::: SOURCE INFORMATION

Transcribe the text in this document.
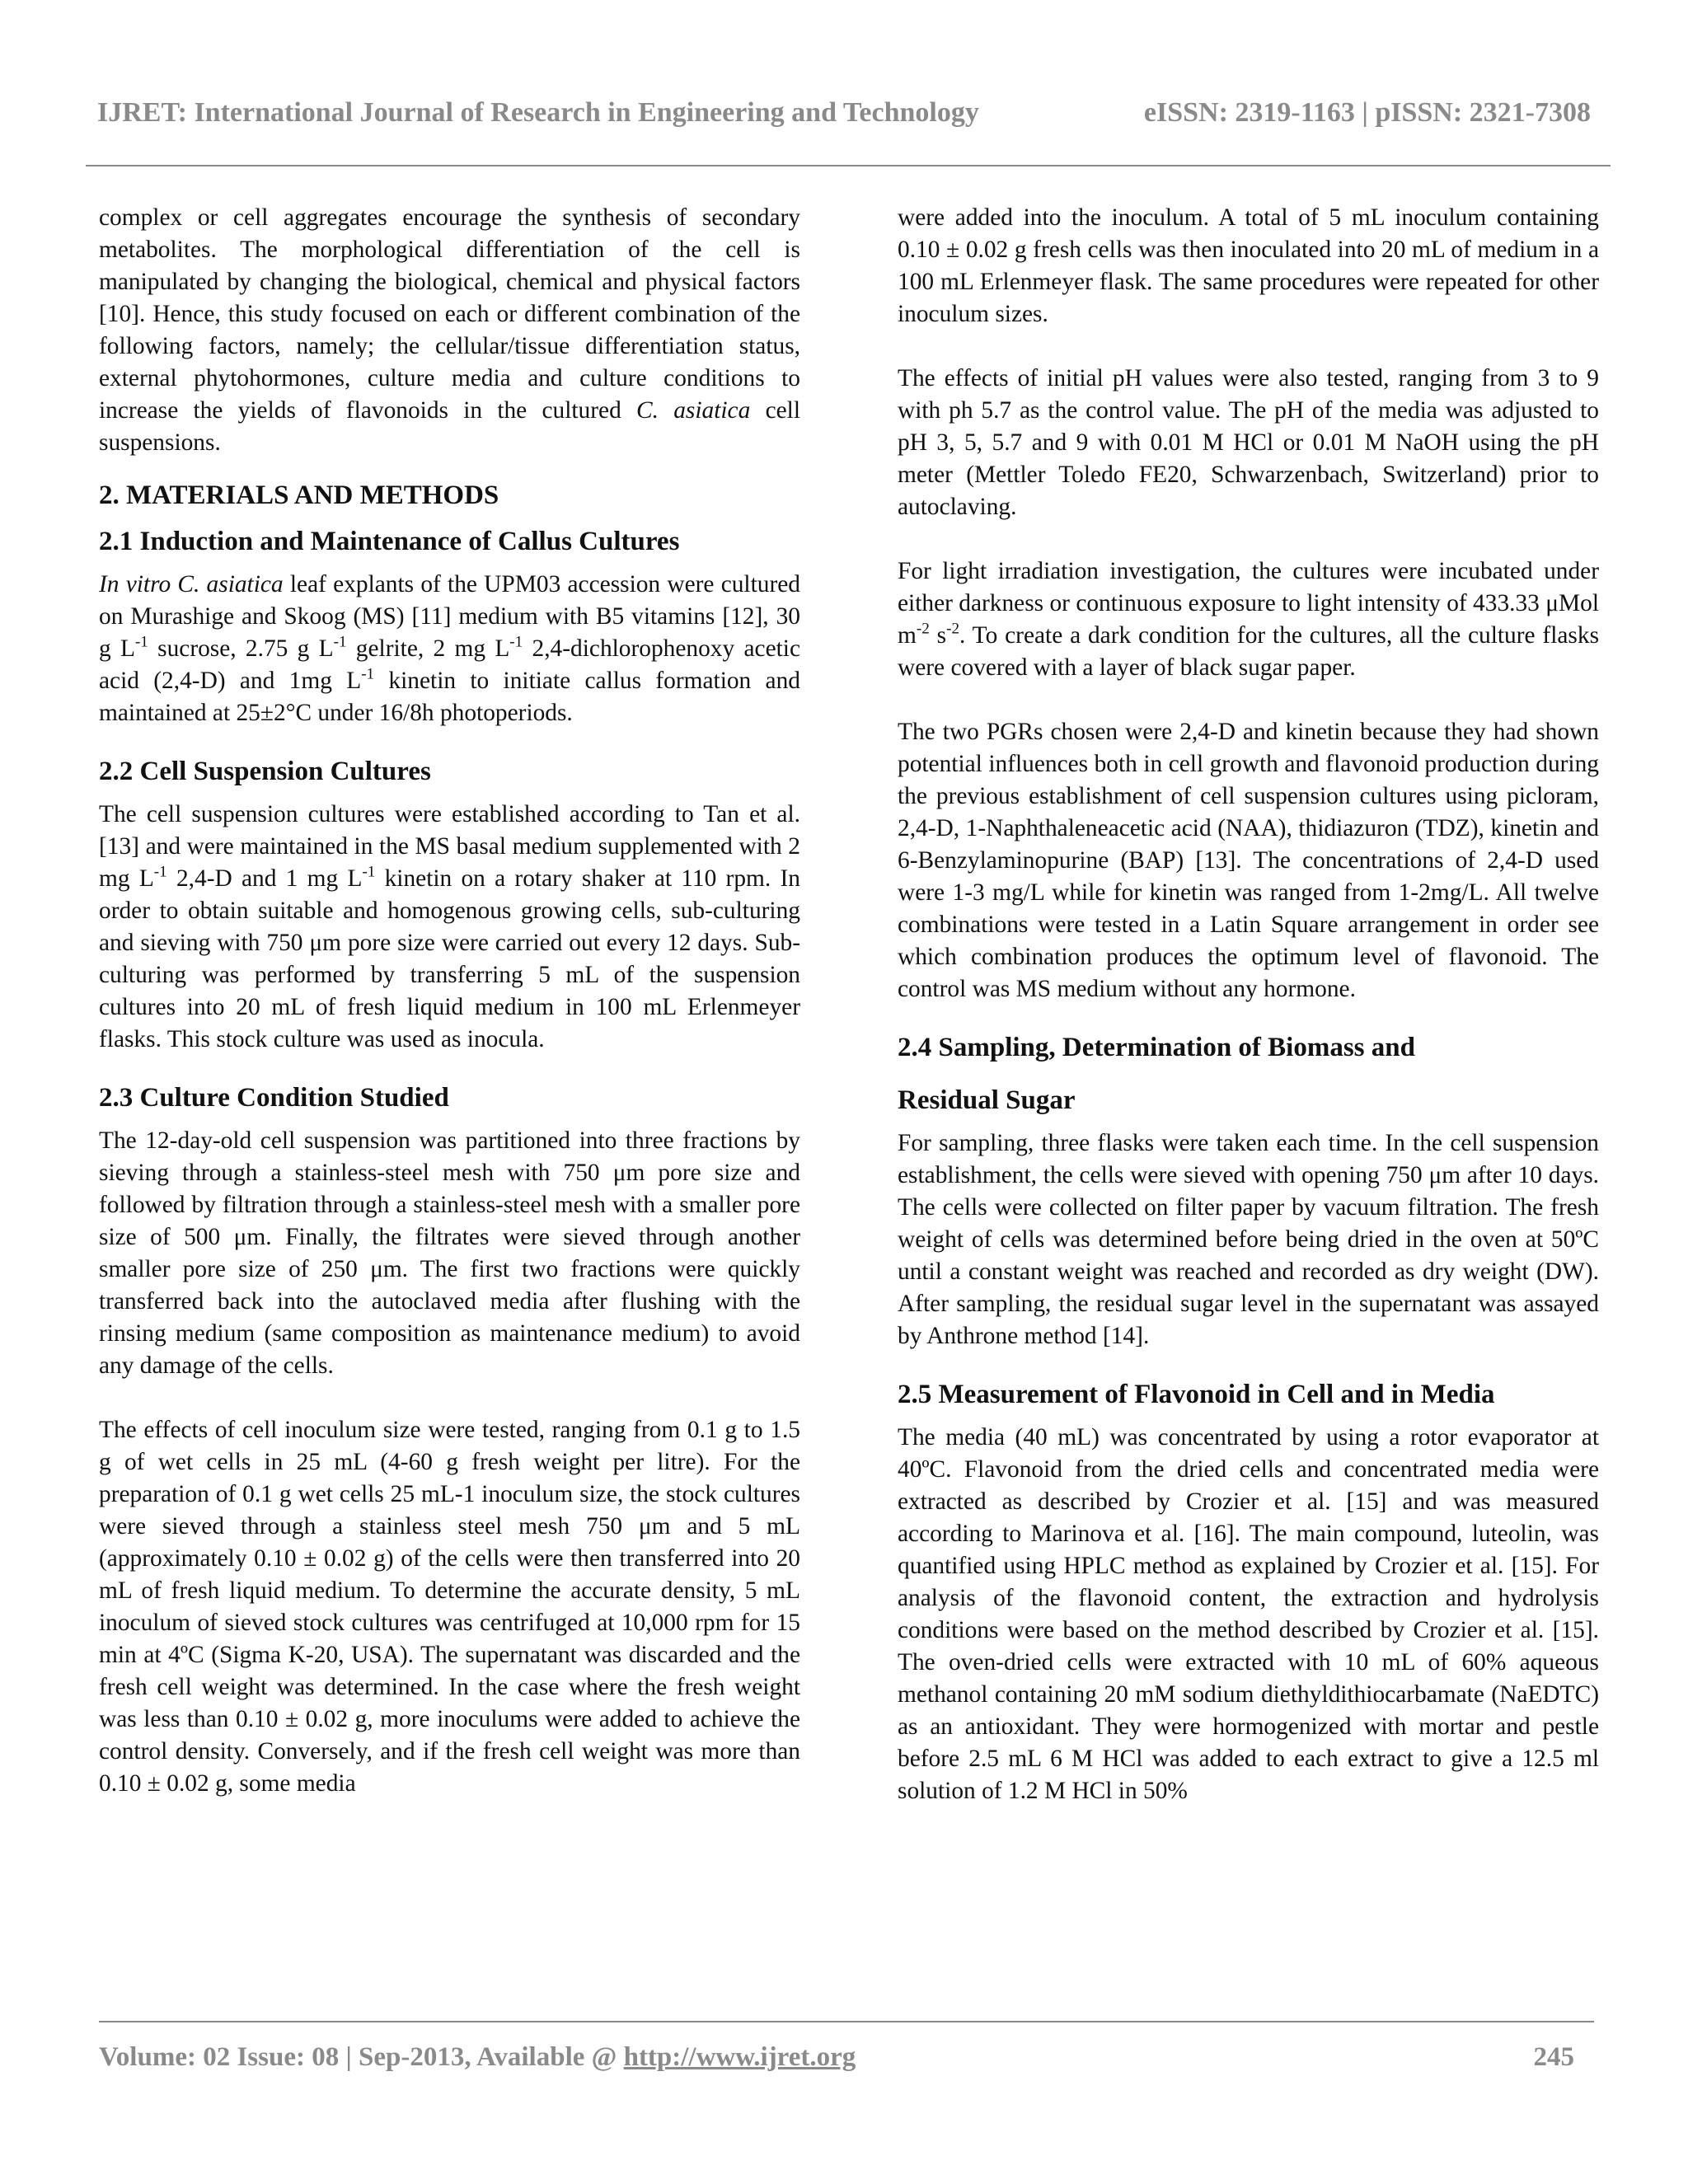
IJRET: International Journal of Research in Engineering and Technology	eISSN: 2319-1163 | pISSN: 2321-7308

complex or cell aggregates encourage the synthesis of secondary metabolites. The morphological differentiation of the cell is manipulated by changing the biological, chemical and physical factors [10]. Hence, this study focused on each or different combination of the following factors, namely; the cellular/tissue differentiation status, external phytohormones, culture media and culture conditions to increase the yields of flavonoids in the cultured C. asiatica cell suspensions.

2. MATERIALS AND METHODS
2.1 Induction and Maintenance of Callus Cultures

In vitro C. asiatica leaf explants of the UPM03 accession were cultured on Murashige and Skoog (MS) [11] medium with B5 vitamins [12], 30 g $L^{-1}$ sucrose, 2.75 g $L^{-1}$ gelrite, 2 mg $L^{-1}$ 2,4-dichlorophenoxy acetic acid (2,4-D) and 1mg $L^{-1}$ kinetin to initiate callus formation and maintained at 25±2°C under 16/8h photoperiods.

2.2 Cell Suspension Cultures

The cell suspension cultures were established according to Tan et al. [13] and were maintained in the MS basal medium supplemented with 2 mg $L^{-1}$ 2,4-D and 1 mg $L^{-1}$ kinetin on a rotary shaker at 110 rpm. In order to obtain suitable and homogenous growing cells, sub-culturing and sieving with 750 μm pore size were carried out every 12 days. Sub-culturing was performed by transferring 5 mL of the suspension cultures into 20 mL of fresh liquid medium in 100 mL Erlenmeyer flasks. This stock culture was used as inocula.

2.3 Culture Condition Studied

The 12-day-old cell suspension was partitioned into three fractions by sieving through a stainless-steel mesh with 750 μm pore size and followed by filtration through a stainless-steel mesh with a smaller pore size of 500 μm. Finally, the filtrates were sieved through another smaller pore size of 250 μm. The first two fractions were quickly transferred back into the autoclaved media after flushing with the rinsing medium (same composition as maintenance medium) to avoid any damage of the cells.

The effects of cell inoculum size were tested, ranging from 0.1 g to 1.5 g of wet cells in 25 mL (4-60 g fresh weight per litre). For the preparation of 0.1 g wet cells 25 mL-1 inoculum size, the stock cultures were sieved through a stainless steel mesh 750 μm and 5 mL (approximately 0.10 ± 0.02 g) of the cells were then transferred into 20 mL of fresh liquid medium. To determine the accurate density, 5 mL inoculum of sieved stock cultures was centrifuged at 10,000 rpm for 15 min at 4ºC (Sigma K-20, USA). The supernatant was discarded and the fresh cell weight was determined. In the case where the fresh weight was less than 0.10 ± 0.02 g, more inoculums were added to achieve the control density. Conversely, and if the fresh cell weight was more than 0.10 ± 0.02 g, some media

were added into the inoculum. A total of 5 mL inoculum containing 0.10 ± 0.02 g fresh cells was then inoculated into 20 mL of medium in a 100 mL Erlenmeyer flask. The same procedures were repeated for other inoculum sizes.

The effects of initial pH values were also tested, ranging from 3 to 9 with ph 5.7 as the control value. The pH of the media was adjusted to pH 3, 5, 5.7 and 9 with 0.01 M HCl or 0.01 M NaOH using the pH meter (Mettler Toledo FE20, Schwarzenbach, Switzerland) prior to autoclaving.

For light irradiation investigation, the cultures were incubated under either darkness or continuous exposure to light intensity of 433.33 μMol $m^{-2}$ $s^{-2}$. To create a dark condition for the cultures, all the culture flasks were covered with a layer of black sugar paper.

The two PGRs chosen were 2,4-D and kinetin because they had shown potential influences both in cell growth and flavonoid production during the previous establishment of cell suspension cultures using picloram, 2,4-D, 1-Naphthaleneacetic acid (NAA), thidiazuron (TDZ), kinetin and 6-Benzylaminopurine (BAP) [13]. The concentrations of 2,4-D used were 1-3 mg/L while for kinetin was ranged from 1-2mg/L. All twelve combinations were tested in a Latin Square arrangement in order see which combination produces the optimum level of flavonoid. The control was MS medium without any hormone.

2.4 Sampling, Determination of Biomass and
Residual Sugar

For sampling, three flasks were taken each time. In the cell suspension establishment, the cells were sieved with opening 750 μm after 10 days. The cells were collected on filter paper by vacuum filtration. The fresh weight of cells was determined before being dried in the oven at 50ºC until a constant weight was reached and recorded as dry weight (DW). After sampling, the residual sugar level in the supernatant was assayed by Anthrone method [14].

2.5 Measurement of Flavonoid in Cell and in Media

The media (40 mL) was concentrated by using a rotor evaporator at 40ºC. Flavonoid from the dried cells and concentrated media were extracted as described by Crozier et al. [15] and was measured according to Marinova et al. [16]. The main compound, luteolin, was quantified using HPLC method as explained by Crozier et al. [15]. For analysis of the flavonoid content, the extraction and hydrolysis conditions were based on the method described by Crozier et al. [15]. The oven-dried cells were extracted with 10 mL of 60% aqueous methanol containing 20 mM sodium diethyldithiocarbamate (NaEDTC) as an antioxidant. They were hormogenized with mortar and pestle before 2.5 mL 6 M HCl was added to each extract to give a 12.5 ml solution of 1.2 M HCl in 50%

Volume: 02 Issue: 08 | Sep-2013, Available @ http://www.ijret.org	245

::::::

• _REQUIREMENT_: Output the material above exactly, without pictures.

• _TASK RESPONSE_:
Transcribe the text in this document.
IJRET: International Journal of Research in Engineering and Technology	eISSN: 2319-1163 | pISSN: 2321-7308

complex or cell aggregates encourage the synthesis of secondary metabolites. The morphological differentiation of the cell is manipulated by changing the biological, chemical and physical factors [10]. Hence, this study focused on each or different combination of the following factors, namely; the cellular/tissue differentiation status, external phytohormones, culture media and culture conditions to increase the yields of flavonoids in the cultured C. asiatica cell suspensions.

2. MATERIALS AND METHODS
2.1 Induction and Maintenance of Callus Cultures

In vitro C. asiatica leaf explants of the UPM03 accession were cultured on Murashige and Skoog (MS) [11] medium with B5 vitamins [12], 30 g $L^{-1}$ sucrose, 2.75 g $L^{-1}$ gelrite, 2 mg $L^{-1}$ 2,4-dichlorophenoxy acetic acid (2,4-D) and 1mg $L^{-1}$ kinetin to initiate callus formation and maintained at 25±2°C under 16/8h photoperiods.

2.2 Cell Suspension Cultures

The cell suspension cultures were established according to Tan et al. [13] and were maintained in the MS basal medium supplemented with 2 mg $L^{-1}$ 2,4-D and 1 mg $L^{-1}$ kinetin on a rotary shaker at 110 rpm. In order to obtain suitable and homogenous growing cells, sub-culturing and sieving with 750 μm pore size were carried out every 12 days. Sub-culturing was performed by transferring 5 mL of the suspension cultures into 20 mL of fresh liquid medium in 100 mL Erlenmeyer flasks. This stock culture was used as inocula.

2.3 Culture Condition Studied

The 12-day-old cell suspension was partitioned into three fractions by sieving through a stainless-steel mesh with 750 μm pore size and followed by filtration through a stainless-steel mesh with a smaller pore size of 500 μm. Finally, the filtrates were sieved through another smaller pore size of 250 μm. The first two fractions were quickly transferred back into the autoclaved media after flushing with the rinsing medium (same composition as maintenance medium) to avoid any damage of the cells.

The effects of cell inoculum size were tested, ranging from 0.1 g to 1.5 g of wet cells in 25 mL (4-60 g fresh weight per litre). For the preparation of 0.1 g wet cells 25 mL-1 inoculum size, the stock cultures were sieved through a stainless steel mesh 750 μm and 5 mL (approximately 0.10 ± 0.02 g) of the cells were then transferred into 20 mL of fresh liquid medium. To determine the accurate density, 5 mL inoculum of sieved stock cultures was centrifuged at 10,000 rpm for 15 min at 4ºC (Sigma K-20, USA). The supernatant was discarded and the fresh cell weight was determined. In the case where the fresh weight was less than 0.10 ± 0.02 g, more inoculums were added to achieve the control density. Conversely, and if the fresh cell weight was more than 0.10 ± 0.02 g, some media

were added into the inoculum. A total of 5 mL inoculum containing 0.10 ± 0.02 g fresh cells was then inoculated into 20 mL of medium in a 100 mL Erlenmeyer flask. The same procedures were repeated for other inoculum sizes.

The effects of initial pH values were also tested, ranging from 3 to 9 with ph 5.7 as the control value. The pH of the media was adjusted to pH 3, 5, 5.7 and 9 with 0.01 M HCl or 0.01 M NaOH using the pH meter (Mettler Toledo FE20, Schwarzenbach, Switzerland) prior to autoclaving.

For light irradiation investigation, the cultures were incubated under either darkness or continuous exposure to light intensity of 433.33 μMol $m^{-2}$ $s^{-2}$. To create a dark condition for the cultures, all the culture flasks were covered with a layer of black sugar paper.

The two PGRs chosen were 2,4-D and kinetin because they had shown potential influences both in cell growth and flavonoid production during the previous establishment of cell suspension cultures using picloram, 2,4-D, 1-Naphthaleneacetic acid (NAA), thidiazuron (TDZ), kinetin and 6-Benzylaminopurine (BAP) [13]. The concentrations of 2,4-D used were 1-3 mg/L while for kinetin was ranged from 1-2mg/L. All twelve combinations were tested in a Latin Square arrangement in order see which combination produces the optimum level of flavonoid. The control was MS medium without any hormone.

2.4 Sampling, Determination of Biomass and
Residual Sugar

For sampling, three flasks were taken each time. In the cell suspension establishment, the cells were sieved with opening 750 μm after 10 days. The cells were collected on filter paper by vacuum filtration. The fresh weight of cells was determined before being dried in the oven at 50ºC until a constant weight was reached and recorded as dry weight (DW). After sampling, the residual sugar level in the supernatant was assayed by Anthrone method [14].

2.5 Measurement of Flavonoid in Cell and in Media

The media (40 mL) was concentrated by using a rotor evaporator at 40ºC. Flavonoid from the dried cells and concentrated media were extracted as described by Crozier et al. [15] and was measured according to Marinova et al. [16]. The main compound, luteolin, was quantified using HPLC method as explained by Crozier et al. [15]. For analysis of the flavonoid content, the extraction and hydrolysis conditions were based on the method described by Crozier et al. [15]. The oven-dried cells were extracted with 10 mL of 60% aqueous methanol containing 20 mM sodium diethyldithiocarbamate (NaEDTC) as an antioxidant. They were hormogenized with mortar and pestle before 2.5 mL 6 M HCl was added to each extract to give a 12.5 ml solution of 1.2 M HCl in 50%

Volume: 02 Issue: 08 | Sep-2013, Available @ http://www.ijret.org	245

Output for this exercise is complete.